• [Problem to solve] Go through the material and pull out every line with the string "深口呑水" in it.

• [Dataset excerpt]
☆ ☆ ☆

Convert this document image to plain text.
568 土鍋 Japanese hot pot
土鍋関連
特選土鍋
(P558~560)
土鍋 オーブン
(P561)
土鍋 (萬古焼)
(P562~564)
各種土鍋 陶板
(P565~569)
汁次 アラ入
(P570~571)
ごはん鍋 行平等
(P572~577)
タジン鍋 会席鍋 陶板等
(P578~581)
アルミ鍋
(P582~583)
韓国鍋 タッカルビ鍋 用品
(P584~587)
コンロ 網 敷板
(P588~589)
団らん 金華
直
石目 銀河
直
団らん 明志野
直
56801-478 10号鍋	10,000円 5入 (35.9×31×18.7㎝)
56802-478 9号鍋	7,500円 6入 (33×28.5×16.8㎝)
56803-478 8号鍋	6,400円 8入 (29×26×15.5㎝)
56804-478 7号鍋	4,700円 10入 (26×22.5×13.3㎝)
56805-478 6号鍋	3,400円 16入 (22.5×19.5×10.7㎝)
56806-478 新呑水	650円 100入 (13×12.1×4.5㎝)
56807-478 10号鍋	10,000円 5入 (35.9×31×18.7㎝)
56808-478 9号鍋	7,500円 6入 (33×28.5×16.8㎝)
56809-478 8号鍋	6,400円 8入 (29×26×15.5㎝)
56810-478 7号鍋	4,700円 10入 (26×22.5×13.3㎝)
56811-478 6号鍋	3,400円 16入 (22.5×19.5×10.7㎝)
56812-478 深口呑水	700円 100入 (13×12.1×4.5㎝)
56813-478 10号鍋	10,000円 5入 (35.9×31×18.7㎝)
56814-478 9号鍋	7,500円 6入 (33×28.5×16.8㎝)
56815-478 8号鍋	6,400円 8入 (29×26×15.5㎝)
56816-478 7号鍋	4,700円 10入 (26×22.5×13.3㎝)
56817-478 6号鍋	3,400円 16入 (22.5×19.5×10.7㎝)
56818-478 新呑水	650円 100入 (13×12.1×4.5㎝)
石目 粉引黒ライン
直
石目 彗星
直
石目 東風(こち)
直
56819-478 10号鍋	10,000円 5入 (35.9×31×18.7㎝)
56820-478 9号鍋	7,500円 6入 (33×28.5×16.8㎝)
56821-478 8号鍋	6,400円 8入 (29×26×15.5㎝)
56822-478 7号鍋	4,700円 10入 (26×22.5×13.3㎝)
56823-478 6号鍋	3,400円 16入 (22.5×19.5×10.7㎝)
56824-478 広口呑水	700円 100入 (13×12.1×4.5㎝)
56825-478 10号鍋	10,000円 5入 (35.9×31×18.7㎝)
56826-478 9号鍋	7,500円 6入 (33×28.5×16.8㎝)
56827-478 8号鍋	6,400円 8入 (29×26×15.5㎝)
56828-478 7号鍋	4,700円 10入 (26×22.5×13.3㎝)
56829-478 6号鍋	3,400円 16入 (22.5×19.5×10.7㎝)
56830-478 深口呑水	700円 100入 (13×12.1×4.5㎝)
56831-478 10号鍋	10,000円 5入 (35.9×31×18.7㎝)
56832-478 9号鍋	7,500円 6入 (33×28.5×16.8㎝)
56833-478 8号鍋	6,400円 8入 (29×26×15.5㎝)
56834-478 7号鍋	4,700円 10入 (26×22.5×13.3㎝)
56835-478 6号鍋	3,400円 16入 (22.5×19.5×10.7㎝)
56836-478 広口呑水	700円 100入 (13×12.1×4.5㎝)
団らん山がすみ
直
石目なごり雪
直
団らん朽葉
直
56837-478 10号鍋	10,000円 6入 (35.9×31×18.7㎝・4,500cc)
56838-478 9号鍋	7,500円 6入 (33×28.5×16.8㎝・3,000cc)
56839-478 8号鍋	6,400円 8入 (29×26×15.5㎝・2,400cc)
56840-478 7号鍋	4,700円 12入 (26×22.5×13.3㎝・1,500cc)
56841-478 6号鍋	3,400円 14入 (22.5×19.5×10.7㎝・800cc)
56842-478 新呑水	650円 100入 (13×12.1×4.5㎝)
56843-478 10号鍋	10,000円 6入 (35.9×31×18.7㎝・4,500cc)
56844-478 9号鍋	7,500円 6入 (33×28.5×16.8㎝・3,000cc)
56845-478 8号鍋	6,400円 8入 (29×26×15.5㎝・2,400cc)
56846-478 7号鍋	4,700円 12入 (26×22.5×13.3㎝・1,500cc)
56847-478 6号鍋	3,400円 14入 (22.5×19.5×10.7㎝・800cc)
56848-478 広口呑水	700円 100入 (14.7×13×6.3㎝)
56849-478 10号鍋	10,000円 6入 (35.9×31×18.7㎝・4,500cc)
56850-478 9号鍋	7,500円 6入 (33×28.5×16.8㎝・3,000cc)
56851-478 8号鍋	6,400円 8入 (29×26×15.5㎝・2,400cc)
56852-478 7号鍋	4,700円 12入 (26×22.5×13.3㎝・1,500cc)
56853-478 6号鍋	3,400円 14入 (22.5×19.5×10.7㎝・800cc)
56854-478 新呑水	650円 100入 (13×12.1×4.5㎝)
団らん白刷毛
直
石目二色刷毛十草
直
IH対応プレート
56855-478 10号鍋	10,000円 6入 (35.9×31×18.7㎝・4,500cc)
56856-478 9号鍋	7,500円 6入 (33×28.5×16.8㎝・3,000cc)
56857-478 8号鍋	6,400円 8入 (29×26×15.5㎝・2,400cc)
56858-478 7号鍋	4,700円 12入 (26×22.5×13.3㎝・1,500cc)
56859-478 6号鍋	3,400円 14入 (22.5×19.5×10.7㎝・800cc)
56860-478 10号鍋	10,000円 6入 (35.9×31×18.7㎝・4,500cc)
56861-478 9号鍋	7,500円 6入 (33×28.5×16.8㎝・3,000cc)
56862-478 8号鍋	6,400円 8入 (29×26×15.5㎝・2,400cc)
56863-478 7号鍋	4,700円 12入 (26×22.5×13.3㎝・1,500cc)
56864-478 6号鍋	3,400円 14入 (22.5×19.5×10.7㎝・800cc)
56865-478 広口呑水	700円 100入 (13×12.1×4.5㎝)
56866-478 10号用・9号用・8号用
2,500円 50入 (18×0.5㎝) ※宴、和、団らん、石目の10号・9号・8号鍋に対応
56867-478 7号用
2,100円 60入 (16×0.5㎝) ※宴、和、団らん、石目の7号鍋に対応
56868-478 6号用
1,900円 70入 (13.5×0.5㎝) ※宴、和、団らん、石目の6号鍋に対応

☆ ☆ ☆

• [Complete response]
56812-478 深口呑水	700円 100入 (13×12.1×4.5㎝)
56830-478 深口呑水	700円 100入 (13×12.1×4.5㎝)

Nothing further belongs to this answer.